## Start

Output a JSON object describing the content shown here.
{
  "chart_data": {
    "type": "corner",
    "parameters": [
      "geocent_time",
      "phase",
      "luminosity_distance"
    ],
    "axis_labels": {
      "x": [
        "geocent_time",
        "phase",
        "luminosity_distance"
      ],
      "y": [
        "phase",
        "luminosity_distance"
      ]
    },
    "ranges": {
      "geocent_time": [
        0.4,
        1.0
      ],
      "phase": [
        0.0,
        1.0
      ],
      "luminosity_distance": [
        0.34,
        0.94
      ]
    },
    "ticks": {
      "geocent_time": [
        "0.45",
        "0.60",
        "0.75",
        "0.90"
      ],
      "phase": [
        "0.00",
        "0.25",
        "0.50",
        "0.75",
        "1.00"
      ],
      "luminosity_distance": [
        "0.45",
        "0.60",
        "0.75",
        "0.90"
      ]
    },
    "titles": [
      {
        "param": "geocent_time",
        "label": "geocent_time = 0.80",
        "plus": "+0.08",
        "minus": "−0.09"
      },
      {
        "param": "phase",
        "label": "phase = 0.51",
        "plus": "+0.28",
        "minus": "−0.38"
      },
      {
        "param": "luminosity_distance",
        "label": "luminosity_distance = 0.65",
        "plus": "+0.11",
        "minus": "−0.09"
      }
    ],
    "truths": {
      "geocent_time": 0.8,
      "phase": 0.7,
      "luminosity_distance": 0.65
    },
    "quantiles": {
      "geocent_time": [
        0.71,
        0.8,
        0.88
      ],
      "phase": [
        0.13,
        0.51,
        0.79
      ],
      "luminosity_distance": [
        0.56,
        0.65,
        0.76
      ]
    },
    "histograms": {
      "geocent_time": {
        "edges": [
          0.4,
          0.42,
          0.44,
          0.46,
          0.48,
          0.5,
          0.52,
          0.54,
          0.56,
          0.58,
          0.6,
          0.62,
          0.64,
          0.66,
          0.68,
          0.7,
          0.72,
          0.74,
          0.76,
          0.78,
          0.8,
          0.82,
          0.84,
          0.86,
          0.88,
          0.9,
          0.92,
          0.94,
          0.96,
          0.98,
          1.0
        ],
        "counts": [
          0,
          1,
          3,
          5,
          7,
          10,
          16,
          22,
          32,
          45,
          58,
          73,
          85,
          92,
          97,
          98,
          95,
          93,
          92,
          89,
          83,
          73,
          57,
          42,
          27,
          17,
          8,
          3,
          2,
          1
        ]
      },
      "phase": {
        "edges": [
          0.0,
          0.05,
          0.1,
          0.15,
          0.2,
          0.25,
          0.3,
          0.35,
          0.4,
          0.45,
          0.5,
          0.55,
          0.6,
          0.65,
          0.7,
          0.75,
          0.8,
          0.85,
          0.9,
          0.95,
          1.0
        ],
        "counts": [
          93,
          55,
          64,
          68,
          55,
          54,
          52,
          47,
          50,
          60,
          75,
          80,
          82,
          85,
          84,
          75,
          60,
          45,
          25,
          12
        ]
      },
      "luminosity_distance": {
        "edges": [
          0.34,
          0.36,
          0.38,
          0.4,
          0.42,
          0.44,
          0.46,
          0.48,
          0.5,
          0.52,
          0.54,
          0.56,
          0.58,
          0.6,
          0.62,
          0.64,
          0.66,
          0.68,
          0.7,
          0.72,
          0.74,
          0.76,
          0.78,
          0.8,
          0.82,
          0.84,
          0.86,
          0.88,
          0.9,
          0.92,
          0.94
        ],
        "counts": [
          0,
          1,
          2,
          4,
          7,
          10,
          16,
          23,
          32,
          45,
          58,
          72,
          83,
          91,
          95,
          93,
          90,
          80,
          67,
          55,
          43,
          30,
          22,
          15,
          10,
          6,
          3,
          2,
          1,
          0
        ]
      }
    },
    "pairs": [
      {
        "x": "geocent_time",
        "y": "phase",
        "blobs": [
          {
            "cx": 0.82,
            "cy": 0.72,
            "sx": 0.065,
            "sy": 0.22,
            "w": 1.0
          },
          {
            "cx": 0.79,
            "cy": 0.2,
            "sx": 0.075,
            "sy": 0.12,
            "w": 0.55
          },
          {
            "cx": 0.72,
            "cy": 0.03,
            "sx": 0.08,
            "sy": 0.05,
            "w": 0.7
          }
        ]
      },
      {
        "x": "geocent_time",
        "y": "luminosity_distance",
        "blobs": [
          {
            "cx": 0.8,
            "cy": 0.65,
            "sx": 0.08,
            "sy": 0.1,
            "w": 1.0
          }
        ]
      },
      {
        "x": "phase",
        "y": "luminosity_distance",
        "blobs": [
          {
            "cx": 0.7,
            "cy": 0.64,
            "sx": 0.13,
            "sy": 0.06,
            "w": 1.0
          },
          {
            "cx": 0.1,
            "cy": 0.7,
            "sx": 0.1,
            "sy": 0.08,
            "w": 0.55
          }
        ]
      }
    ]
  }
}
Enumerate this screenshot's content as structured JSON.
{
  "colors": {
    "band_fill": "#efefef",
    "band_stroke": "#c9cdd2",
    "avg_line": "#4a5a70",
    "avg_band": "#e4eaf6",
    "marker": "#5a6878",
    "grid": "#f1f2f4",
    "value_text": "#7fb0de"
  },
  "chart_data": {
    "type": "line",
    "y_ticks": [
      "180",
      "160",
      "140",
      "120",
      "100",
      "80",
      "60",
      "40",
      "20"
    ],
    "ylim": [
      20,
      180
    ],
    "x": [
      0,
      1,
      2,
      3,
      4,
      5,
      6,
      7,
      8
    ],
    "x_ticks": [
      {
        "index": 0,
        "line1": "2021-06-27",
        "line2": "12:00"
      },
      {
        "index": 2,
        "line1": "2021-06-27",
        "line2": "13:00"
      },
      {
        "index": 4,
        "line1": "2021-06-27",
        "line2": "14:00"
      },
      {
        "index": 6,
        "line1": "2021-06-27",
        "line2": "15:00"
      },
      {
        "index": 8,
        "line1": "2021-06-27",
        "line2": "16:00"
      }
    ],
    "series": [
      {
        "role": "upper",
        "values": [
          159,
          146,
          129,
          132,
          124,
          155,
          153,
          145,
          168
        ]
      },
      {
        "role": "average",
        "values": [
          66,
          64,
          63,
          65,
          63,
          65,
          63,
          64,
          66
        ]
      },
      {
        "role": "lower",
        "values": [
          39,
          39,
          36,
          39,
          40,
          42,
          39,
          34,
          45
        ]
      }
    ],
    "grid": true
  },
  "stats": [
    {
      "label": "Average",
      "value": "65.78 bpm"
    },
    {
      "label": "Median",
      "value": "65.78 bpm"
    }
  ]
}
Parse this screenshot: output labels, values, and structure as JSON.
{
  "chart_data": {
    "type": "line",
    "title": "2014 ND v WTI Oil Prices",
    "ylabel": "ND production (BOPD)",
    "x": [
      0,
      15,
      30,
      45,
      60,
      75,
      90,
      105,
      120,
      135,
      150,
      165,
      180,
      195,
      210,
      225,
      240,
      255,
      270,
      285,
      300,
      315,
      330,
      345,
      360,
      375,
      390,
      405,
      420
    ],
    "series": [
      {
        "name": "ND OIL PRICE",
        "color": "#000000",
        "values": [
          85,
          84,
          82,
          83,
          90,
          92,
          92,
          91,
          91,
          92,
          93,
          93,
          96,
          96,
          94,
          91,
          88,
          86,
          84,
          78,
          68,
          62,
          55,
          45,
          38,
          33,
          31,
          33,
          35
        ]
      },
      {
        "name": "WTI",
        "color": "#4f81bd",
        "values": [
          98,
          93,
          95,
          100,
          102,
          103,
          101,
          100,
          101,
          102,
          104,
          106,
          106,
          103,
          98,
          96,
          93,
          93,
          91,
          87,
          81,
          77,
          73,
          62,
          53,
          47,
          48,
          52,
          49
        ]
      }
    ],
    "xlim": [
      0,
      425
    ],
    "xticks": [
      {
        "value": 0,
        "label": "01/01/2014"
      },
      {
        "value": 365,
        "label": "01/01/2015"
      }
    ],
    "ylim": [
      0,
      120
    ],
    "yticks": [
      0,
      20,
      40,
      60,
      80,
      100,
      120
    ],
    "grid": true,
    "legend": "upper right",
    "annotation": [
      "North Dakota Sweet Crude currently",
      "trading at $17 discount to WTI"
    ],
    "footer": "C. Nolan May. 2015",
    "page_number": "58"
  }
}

## End

**Requirement:** Make a copy of each line that contains the string "JSON".

**Task result:**
Output a JSON object describing the content shown here.
Enumerate this screenshot's content as structured JSON.
Parse this screenshot: output labels, values, and structure as JSON.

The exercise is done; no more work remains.